> [PROBLEM REQUIREMENTS]
Copy each line containing the word "customers" from the records that follow, please.

> [RECORDED DATA]
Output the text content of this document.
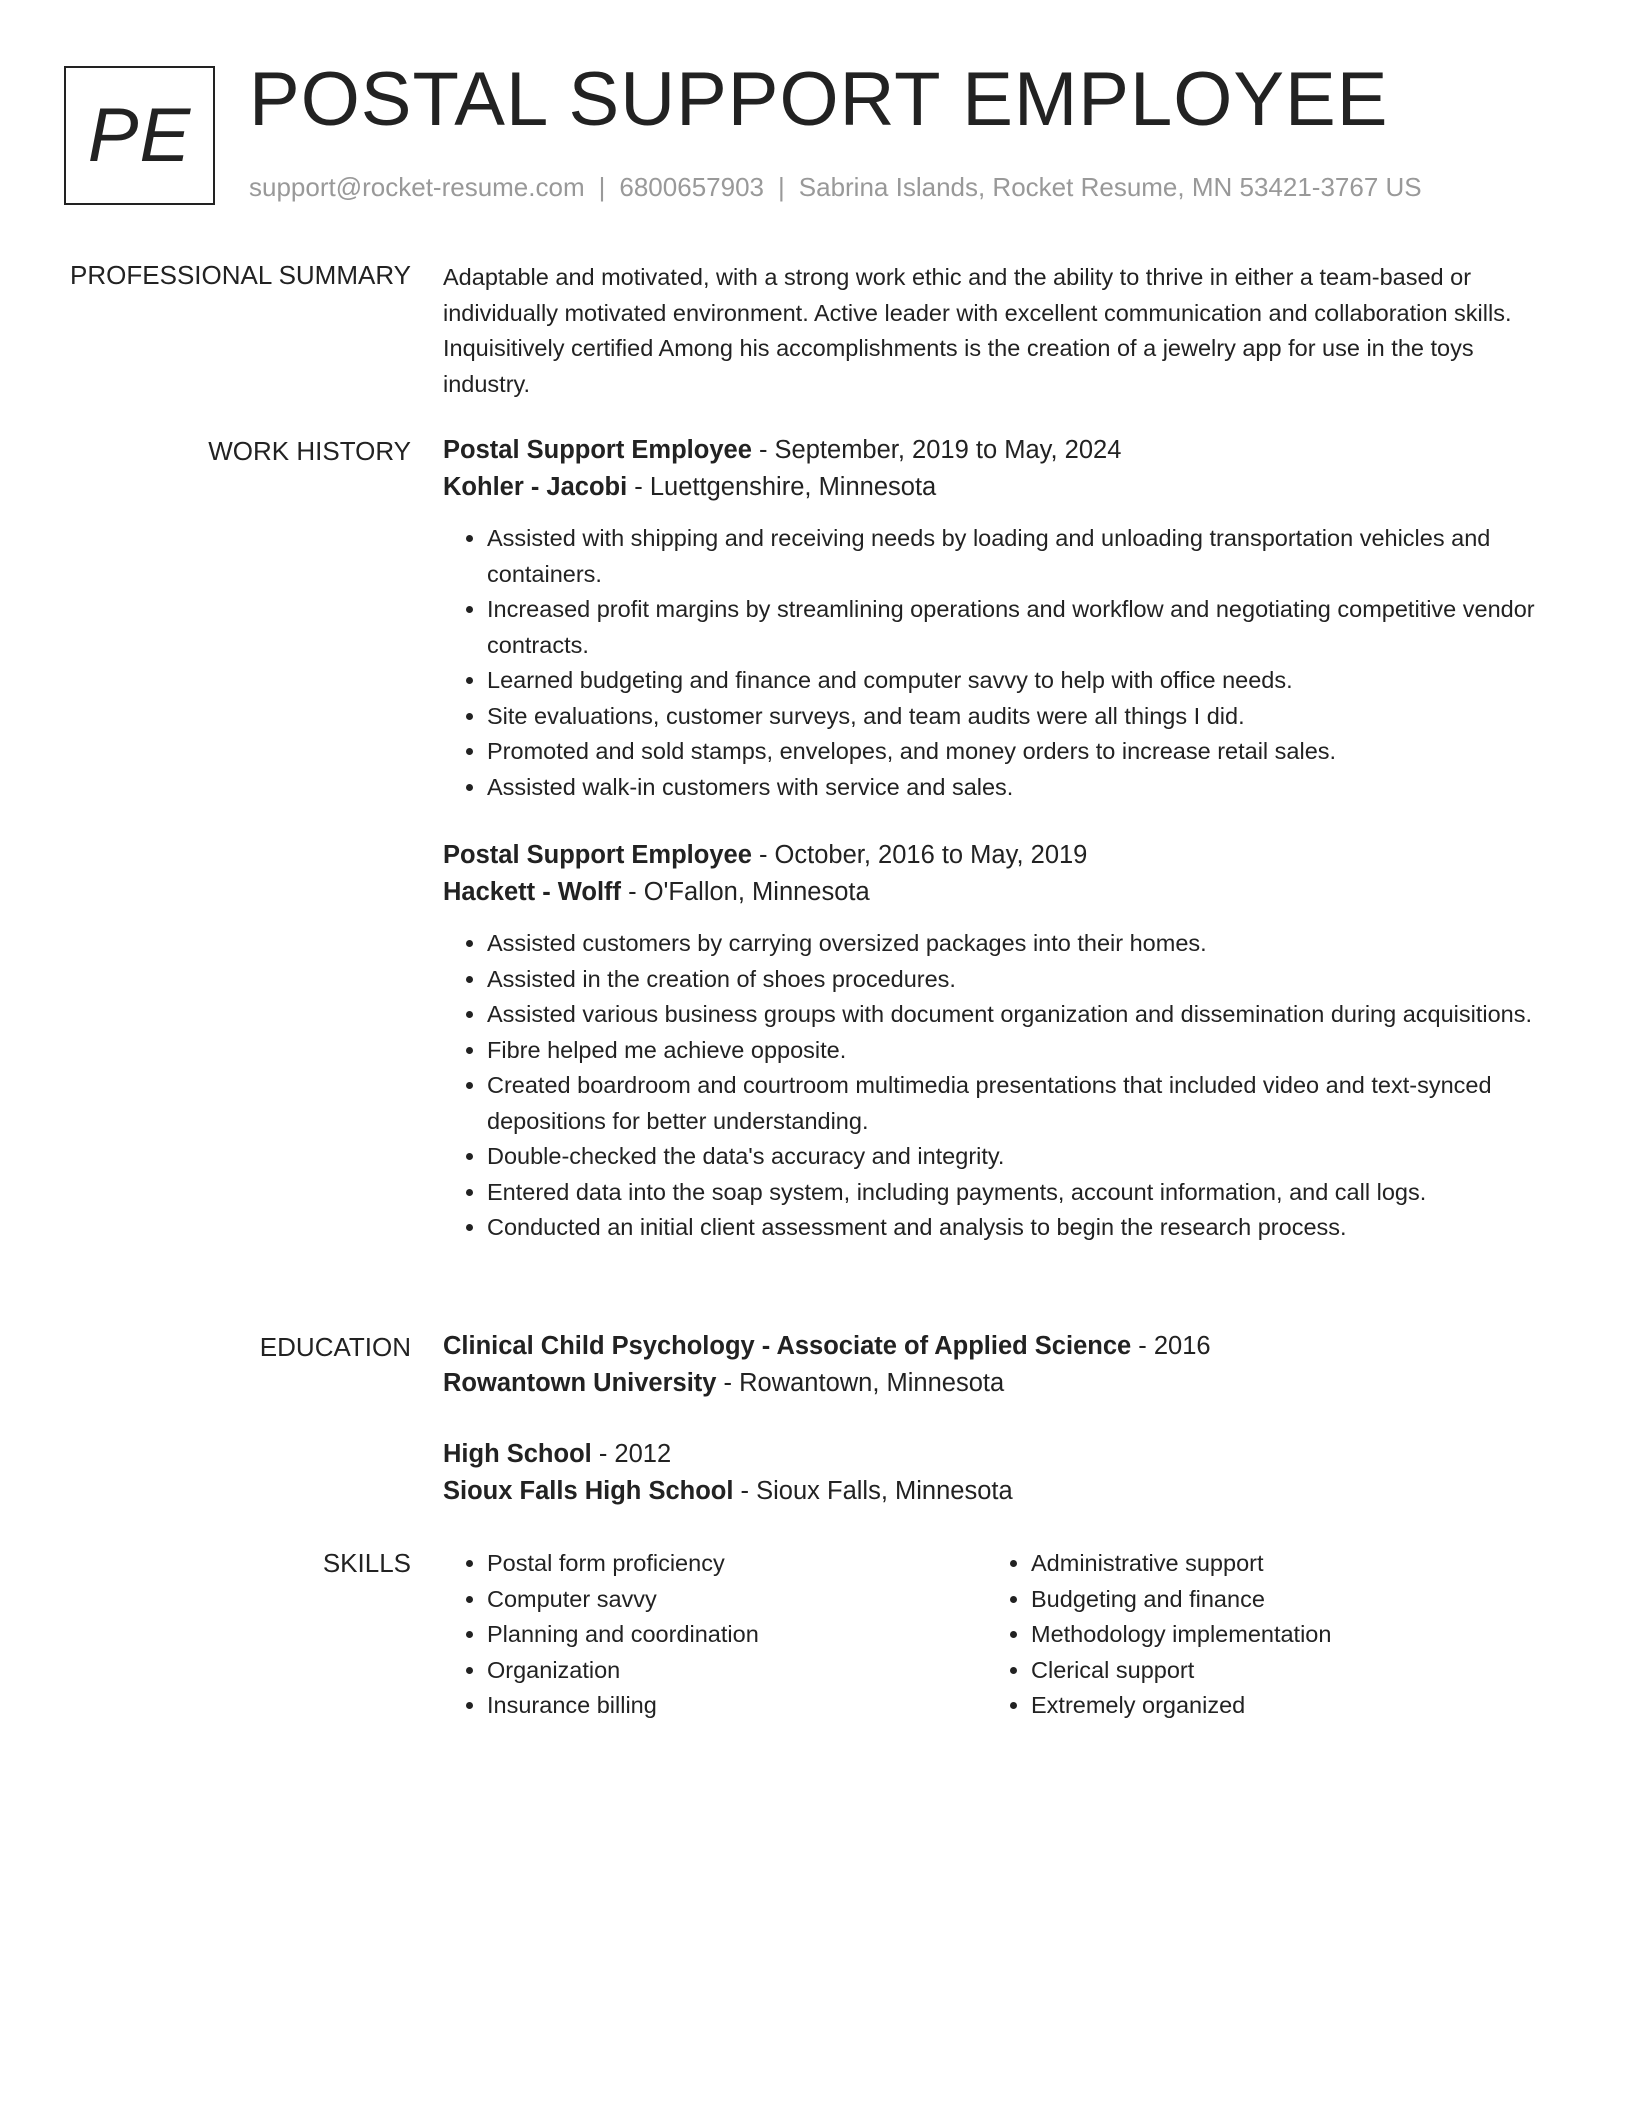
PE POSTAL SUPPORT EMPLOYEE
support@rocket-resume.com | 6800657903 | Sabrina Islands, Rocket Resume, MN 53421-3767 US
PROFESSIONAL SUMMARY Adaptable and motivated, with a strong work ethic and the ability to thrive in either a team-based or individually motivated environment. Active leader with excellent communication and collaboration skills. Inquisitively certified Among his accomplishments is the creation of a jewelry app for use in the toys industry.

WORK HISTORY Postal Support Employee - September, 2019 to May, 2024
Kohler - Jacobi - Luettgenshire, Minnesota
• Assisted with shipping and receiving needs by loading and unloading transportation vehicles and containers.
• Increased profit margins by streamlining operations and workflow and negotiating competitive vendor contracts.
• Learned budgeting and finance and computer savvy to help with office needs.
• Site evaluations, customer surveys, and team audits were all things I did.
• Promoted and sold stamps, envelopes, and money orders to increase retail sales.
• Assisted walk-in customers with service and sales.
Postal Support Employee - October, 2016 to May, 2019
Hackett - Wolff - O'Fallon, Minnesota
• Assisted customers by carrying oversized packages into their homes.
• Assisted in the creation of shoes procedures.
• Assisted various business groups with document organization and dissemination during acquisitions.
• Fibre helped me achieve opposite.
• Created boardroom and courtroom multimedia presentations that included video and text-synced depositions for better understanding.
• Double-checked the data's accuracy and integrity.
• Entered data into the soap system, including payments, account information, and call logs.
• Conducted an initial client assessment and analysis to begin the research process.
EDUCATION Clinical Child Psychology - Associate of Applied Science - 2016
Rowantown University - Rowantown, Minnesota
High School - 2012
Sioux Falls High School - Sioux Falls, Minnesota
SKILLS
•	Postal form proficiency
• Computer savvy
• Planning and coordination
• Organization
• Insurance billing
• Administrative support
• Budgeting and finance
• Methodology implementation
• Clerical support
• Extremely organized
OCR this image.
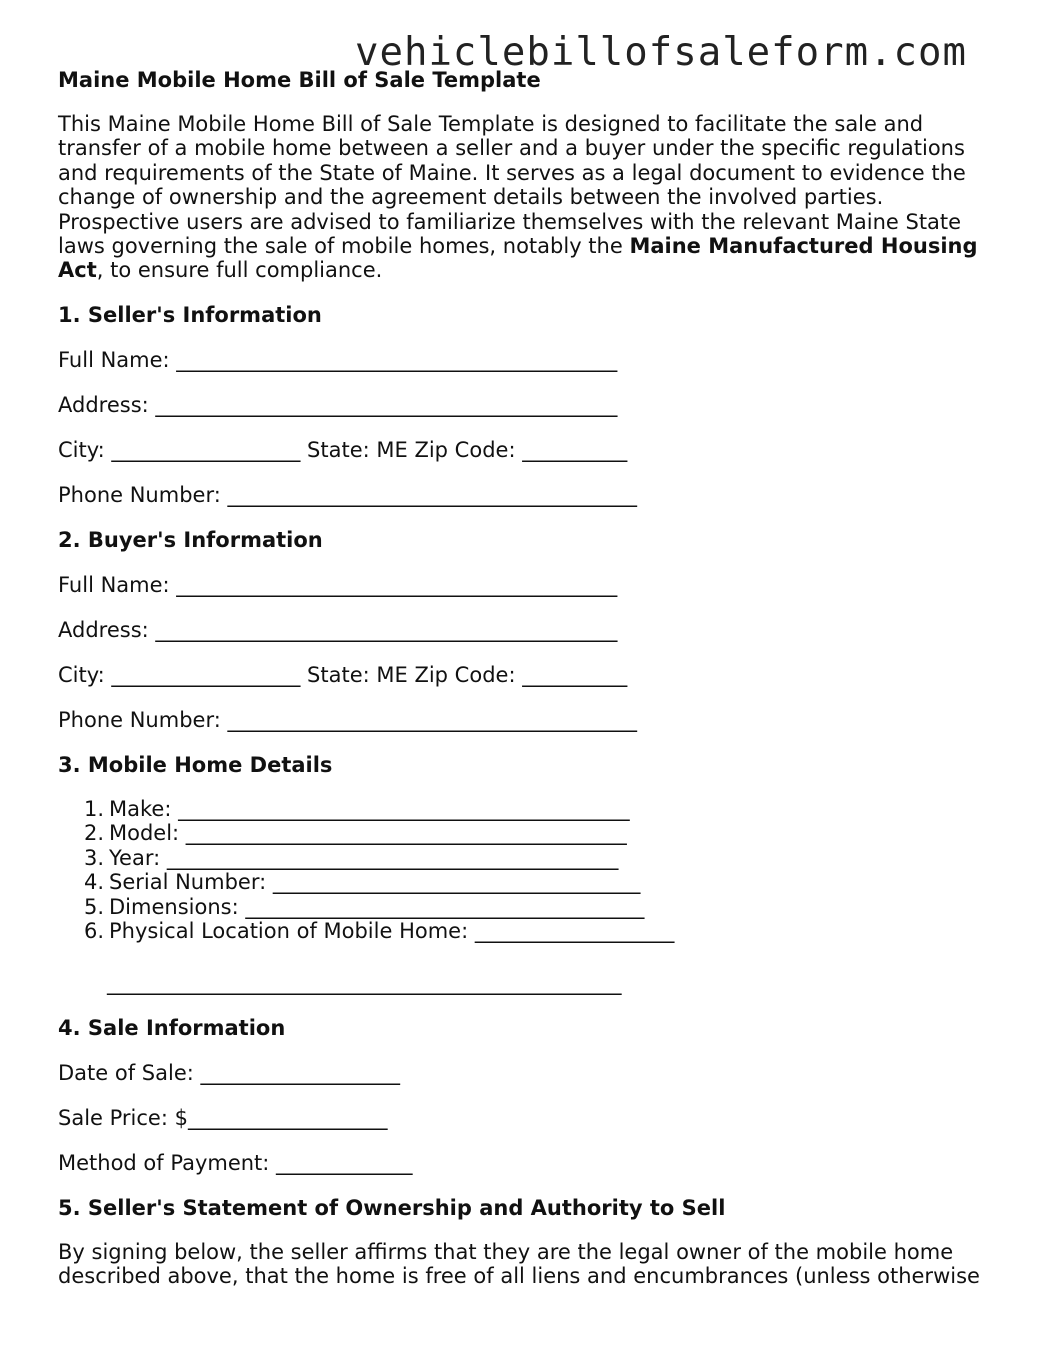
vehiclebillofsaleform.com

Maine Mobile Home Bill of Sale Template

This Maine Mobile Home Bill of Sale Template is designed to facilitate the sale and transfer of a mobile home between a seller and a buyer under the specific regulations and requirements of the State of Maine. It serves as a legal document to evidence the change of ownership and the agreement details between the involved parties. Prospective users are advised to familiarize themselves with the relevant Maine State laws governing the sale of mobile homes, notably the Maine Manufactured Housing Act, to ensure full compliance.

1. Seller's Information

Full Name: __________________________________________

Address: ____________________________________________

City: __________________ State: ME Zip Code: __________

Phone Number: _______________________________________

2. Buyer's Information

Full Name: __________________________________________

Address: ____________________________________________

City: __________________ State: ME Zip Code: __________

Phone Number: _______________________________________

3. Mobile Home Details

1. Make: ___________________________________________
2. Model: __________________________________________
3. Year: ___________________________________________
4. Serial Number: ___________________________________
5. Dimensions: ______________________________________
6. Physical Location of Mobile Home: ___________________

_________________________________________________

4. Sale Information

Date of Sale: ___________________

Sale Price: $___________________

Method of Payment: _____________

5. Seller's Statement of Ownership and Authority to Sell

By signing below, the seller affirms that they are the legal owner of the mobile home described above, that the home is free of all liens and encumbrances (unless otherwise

> [RESPONSE]
• Assisted walk-in customers with service and sales.
• Assisted customers by carrying oversized packages into their homes.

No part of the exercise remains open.